> **RECORDS SUPPLIED**:
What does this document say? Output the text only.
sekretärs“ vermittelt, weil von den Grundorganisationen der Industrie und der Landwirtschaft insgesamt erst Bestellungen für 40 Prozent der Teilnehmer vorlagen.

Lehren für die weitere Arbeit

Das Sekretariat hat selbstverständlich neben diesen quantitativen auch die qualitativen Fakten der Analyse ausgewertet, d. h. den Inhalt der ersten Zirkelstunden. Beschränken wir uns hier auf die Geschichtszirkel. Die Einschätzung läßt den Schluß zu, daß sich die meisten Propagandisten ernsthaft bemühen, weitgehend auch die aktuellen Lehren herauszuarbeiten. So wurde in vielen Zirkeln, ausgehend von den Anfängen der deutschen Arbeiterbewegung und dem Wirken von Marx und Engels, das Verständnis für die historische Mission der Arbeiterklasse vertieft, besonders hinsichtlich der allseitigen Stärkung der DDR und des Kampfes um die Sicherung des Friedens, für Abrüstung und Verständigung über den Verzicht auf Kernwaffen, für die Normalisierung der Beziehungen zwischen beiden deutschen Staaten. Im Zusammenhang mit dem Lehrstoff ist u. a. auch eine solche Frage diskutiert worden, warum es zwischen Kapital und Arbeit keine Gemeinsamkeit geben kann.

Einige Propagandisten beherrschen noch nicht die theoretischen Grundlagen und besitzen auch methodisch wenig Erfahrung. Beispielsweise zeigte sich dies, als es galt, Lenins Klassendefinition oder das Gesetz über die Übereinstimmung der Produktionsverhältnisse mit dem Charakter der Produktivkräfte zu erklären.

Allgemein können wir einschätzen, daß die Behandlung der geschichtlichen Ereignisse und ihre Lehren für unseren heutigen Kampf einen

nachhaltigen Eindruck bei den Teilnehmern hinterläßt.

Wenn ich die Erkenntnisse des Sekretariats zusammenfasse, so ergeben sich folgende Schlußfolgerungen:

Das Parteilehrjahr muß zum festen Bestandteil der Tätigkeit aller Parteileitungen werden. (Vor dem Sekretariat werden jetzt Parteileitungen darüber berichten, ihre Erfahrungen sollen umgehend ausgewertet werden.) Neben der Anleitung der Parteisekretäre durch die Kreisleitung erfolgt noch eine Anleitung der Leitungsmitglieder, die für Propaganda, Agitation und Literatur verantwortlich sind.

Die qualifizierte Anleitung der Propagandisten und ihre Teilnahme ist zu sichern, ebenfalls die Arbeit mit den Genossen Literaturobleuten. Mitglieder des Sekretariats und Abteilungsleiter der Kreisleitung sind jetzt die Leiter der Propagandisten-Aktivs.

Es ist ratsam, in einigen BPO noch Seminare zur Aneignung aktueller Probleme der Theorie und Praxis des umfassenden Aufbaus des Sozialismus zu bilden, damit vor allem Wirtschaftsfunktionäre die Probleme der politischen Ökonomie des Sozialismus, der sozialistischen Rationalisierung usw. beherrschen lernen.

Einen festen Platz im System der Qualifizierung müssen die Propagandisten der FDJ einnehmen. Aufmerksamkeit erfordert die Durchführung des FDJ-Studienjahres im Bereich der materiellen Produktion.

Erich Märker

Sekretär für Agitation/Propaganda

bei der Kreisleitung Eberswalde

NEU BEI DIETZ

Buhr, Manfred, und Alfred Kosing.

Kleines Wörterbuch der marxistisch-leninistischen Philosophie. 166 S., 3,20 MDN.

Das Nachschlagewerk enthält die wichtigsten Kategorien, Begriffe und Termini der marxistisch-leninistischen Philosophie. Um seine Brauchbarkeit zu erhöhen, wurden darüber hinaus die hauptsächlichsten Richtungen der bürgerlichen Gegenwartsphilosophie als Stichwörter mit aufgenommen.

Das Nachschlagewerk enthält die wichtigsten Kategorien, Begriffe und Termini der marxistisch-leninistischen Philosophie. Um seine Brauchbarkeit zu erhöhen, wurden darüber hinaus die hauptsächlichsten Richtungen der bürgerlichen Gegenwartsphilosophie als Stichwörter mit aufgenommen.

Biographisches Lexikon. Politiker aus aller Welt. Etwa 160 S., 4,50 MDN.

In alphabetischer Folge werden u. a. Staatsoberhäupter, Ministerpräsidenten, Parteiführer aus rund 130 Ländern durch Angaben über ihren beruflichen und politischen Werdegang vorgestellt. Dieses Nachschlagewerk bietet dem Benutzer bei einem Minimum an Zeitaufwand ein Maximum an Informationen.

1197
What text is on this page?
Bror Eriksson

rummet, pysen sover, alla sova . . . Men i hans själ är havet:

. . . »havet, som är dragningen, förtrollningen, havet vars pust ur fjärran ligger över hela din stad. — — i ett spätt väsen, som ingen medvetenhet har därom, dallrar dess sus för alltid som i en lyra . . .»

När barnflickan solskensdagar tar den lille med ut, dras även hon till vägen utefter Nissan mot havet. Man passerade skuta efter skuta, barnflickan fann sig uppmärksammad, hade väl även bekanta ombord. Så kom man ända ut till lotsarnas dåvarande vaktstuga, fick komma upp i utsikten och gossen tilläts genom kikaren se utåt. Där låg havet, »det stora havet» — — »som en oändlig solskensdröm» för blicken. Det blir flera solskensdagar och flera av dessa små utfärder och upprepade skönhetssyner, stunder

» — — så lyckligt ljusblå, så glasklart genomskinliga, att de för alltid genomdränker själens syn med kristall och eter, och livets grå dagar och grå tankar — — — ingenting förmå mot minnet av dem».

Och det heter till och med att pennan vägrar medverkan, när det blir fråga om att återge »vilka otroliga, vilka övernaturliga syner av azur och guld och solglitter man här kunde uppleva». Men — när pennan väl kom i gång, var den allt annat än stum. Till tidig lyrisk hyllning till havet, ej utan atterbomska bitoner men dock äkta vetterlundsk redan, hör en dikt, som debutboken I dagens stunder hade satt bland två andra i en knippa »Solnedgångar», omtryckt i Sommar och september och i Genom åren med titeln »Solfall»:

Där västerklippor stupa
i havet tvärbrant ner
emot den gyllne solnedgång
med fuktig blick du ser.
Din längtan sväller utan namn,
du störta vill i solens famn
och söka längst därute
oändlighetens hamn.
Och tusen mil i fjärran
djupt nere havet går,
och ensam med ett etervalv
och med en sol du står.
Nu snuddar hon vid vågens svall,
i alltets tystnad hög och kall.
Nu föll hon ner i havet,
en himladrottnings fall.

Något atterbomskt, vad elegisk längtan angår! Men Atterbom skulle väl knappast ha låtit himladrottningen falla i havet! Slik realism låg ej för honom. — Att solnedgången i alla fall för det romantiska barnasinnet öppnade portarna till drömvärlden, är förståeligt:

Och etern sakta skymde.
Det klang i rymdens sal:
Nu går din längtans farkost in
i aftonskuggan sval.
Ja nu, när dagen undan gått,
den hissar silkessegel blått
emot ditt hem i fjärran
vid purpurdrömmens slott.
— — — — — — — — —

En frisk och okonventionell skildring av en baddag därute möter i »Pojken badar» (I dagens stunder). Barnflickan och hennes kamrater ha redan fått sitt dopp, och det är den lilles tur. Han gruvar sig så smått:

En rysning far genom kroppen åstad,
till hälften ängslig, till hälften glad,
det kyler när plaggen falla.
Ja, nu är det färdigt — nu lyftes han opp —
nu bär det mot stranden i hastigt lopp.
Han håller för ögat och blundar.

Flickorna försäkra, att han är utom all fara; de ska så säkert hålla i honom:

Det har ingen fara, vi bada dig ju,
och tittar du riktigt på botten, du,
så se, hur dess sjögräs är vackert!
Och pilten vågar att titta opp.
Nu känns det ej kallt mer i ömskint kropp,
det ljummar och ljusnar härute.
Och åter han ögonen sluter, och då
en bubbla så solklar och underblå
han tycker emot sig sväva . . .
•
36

> **WORK TO COMPLETE**: Print all of the material above exactly as given.

> **TASK RESPONSE**:
What does this document say? Output the text only.
sekretärs“ vermittelt, weil von den Grundorganisationen der Industrie und der Landwirtschaft insgesamt erst Bestellungen für 40 Prozent der Teilnehmer vorlagen.

Lehren für die weitere Arbeit

Das Sekretariat hat selbstverständlich neben diesen quantitativen auch die qualitativen Fakten der Analyse ausgewertet, d. h. den Inhalt der ersten Zirkelstunden. Beschränken wir uns hier auf die Geschichtszirkel. Die Einschätzung läßt den Schluß zu, daß sich die meisten Propagandisten ernsthaft bemühen, weitgehend auch die aktuellen Lehren herauszuarbeiten. So wurde in vielen Zirkeln, ausgehend von den Anfängen der deutschen Arbeiterbewegung und dem Wirken von Marx und Engels, das Verständnis für die historische Mission der Arbeiterklasse vertieft, besonders hinsichtlich der allseitigen Stärkung der DDR und des Kampfes um die Sicherung des Friedens, für Abrüstung und Verständigung über den Verzicht auf Kernwaffen, für die Normalisierung der Beziehungen zwischen beiden deutschen Staaten. Im Zusammenhang mit dem Lehrstoff ist u. a. auch eine solche Frage diskutiert worden, warum es zwischen Kapital und Arbeit keine Gemeinsamkeit geben kann.

Einige Propagandisten beherrschen noch nicht die theoretischen Grundlagen und besitzen auch methodisch wenig Erfahrung. Beispielsweise zeigte sich dies, als es galt, Lenins Klassendefinition oder das Gesetz über die Übereinstimmung der Produktionsverhältnisse mit dem Charakter der Produktivkräfte zu erklären.

Allgemein können wir einschätzen, daß die Behandlung der geschichtlichen Ereignisse und ihre Lehren für unseren heutigen Kampf einen

nachhaltigen Eindruck bei den Teilnehmern hinterläßt.

Wenn ich die Erkenntnisse des Sekretariats zusammenfasse, so ergeben sich folgende Schlußfolgerungen:

Das Parteilehrjahr muß zum festen Bestandteil der Tätigkeit aller Parteileitungen werden. (Vor dem Sekretariat werden jetzt Parteileitungen darüber berichten, ihre Erfahrungen sollen umgehend ausgewertet werden.) Neben der Anleitung der Parteisekretäre durch die Kreisleitung erfolgt noch eine Anleitung der Leitungsmitglieder, die für Propaganda, Agitation und Literatur verantwortlich sind.

Die qualifizierte Anleitung der Propagandisten und ihre Teilnahme ist zu sichern, ebenfalls die Arbeit mit den Genossen Literaturobleuten. Mitglieder des Sekretariats und Abteilungsleiter der Kreisleitung sind jetzt die Leiter der Propagandisten-Aktivs.

Es ist ratsam, in einigen BPO noch Seminare zur Aneignung aktueller Probleme der Theorie und Praxis des umfassenden Aufbaus des Sozialismus zu bilden, damit vor allem Wirtschaftsfunktionäre die Probleme der politischen Ökonomie des Sozialismus, der sozialistischen Rationalisierung usw. beherrschen lernen.

Einen festen Platz im System der Qualifizierung müssen die Propagandisten der FDJ einnehmen. Aufmerksamkeit erfordert die Durchführung des FDJ-Studienjahres im Bereich der materiellen Produktion.

Erich Märker

Sekretär für Agitation/Propaganda

bei der Kreisleitung Eberswalde

NEU BEI DIETZ

Buhr, Manfred, und Alfred Kosing.

Kleines Wörterbuch der marxistisch-leninistischen Philosophie. 166 S., 3,20 MDN.

Das Nachschlagewerk enthält die wichtigsten Kategorien, Begriffe und Termini der marxistisch-leninistischen Philosophie. Um seine Brauchbarkeit zu erhöhen, wurden darüber hinaus die hauptsächlichsten Richtungen der bürgerlichen Gegenwartsphilosophie als Stichwörter mit aufgenommen.

Das Nachschlagewerk enthält die wichtigsten Kategorien, Begriffe und Termini der marxistisch-leninistischen Philosophie. Um seine Brauchbarkeit zu erhöhen, wurden darüber hinaus die hauptsächlichsten Richtungen der bürgerlichen Gegenwartsphilosophie als Stichwörter mit aufgenommen.

Biographisches Lexikon. Politiker aus aller Welt. Etwa 160 S., 4,50 MDN.

In alphabetischer Folge werden u. a. Staatsoberhäupter, Ministerpräsidenten, Parteiführer aus rund 130 Ländern durch Angaben über ihren beruflichen und politischen Werdegang vorgestellt. Dieses Nachschlagewerk bietet dem Benutzer bei einem Minimum an Zeitaufwand ein Maximum an Informationen.

1197
What text is on this page?
Bror Eriksson

rummet, pysen sover, alla sova . . . Men i hans själ är havet:

. . . »havet, som är dragningen, förtrollningen, havet vars pust ur fjärran ligger över hela din stad. — — i ett spätt väsen, som ingen medvetenhet har därom, dallrar dess sus för alltid som i en lyra . . .»

När barnflickan solskensdagar tar den lille med ut, dras även hon till vägen utefter Nissan mot havet. Man passerade skuta efter skuta, barnflickan fann sig uppmärksammad, hade väl även bekanta ombord. Så kom man ända ut till lotsarnas dåvarande vaktstuga, fick komma upp i utsikten och gossen tilläts genom kikaren se utåt. Där låg havet, »det stora havet» — — »som en oändlig solskensdröm» för blicken. Det blir flera solskensdagar och flera av dessa små utfärder och upprepade skönhetssyner, stunder

» — — så lyckligt ljusblå, så glasklart genomskinliga, att de för alltid genomdränker själens syn med kristall och eter, och livets grå dagar och grå tankar — — — ingenting förmå mot minnet av dem».

Och det heter till och med att pennan vägrar medverkan, när det blir fråga om att återge »vilka otroliga, vilka övernaturliga syner av azur och guld och solglitter man här kunde uppleva». Men — när pennan väl kom i gång, var den allt annat än stum. Till tidig lyrisk hyllning till havet, ej utan atterbomska bitoner men dock äkta vetterlundsk redan, hör en dikt, som debutboken I dagens stunder hade satt bland två andra i en knippa »Solnedgångar», omtryckt i Sommar och september och i Genom åren med titeln »Solfall»:

Där västerklippor stupa
i havet tvärbrant ner
emot den gyllne solnedgång
med fuktig blick du ser.
Din längtan sväller utan namn,
du störta vill i solens famn
och söka längst därute
oändlighetens hamn.
Och tusen mil i fjärran
djupt nere havet går,
och ensam med ett etervalv
och med en sol du står.
Nu snuddar hon vid vågens svall,
i alltets tystnad hög och kall.
Nu föll hon ner i havet,
en himladrottnings fall.

Något atterbomskt, vad elegisk längtan angår! Men Atterbom skulle väl knappast ha låtit himladrottningen falla i havet! Slik realism låg ej för honom. — Att solnedgången i alla fall för det romantiska barnasinnet öppnade portarna till drömvärlden, är förståeligt:

Och etern sakta skymde.
Det klang i rymdens sal:
Nu går din längtans farkost in
i aftonskuggan sval.
Ja nu, när dagen undan gått,
den hissar silkessegel blått
emot ditt hem i fjärran
vid purpurdrömmens slott.
— — — — — — — — —

En frisk och okonventionell skildring av en baddag därute möter i »Pojken badar» (I dagens stunder). Barnflickan och hennes kamrater ha redan fått sitt dopp, och det är den lilles tur. Han gruvar sig så smått:

En rysning far genom kroppen åstad,
till hälften ängslig, till hälften glad,
det kyler när plaggen falla.
Ja, nu är det färdigt — nu lyftes han opp —
nu bär det mot stranden i hastigt lopp.
Han håller för ögat och blundar.

Flickorna försäkra, att han är utom all fara; de ska så säkert hålla i honom:

Det har ingen fara, vi bada dig ju,
och tittar du riktigt på botten, du,
så se, hur dess sjögräs är vackert!
Och pilten vågar att titta opp.
Nu känns det ej kallt mer i ömskint kropp,
det ljummar och ljusnar härute.
Och åter han ögonen sluter, och då
en bubbla så solklar och underblå
han tycker emot sig sväva . . .
•
36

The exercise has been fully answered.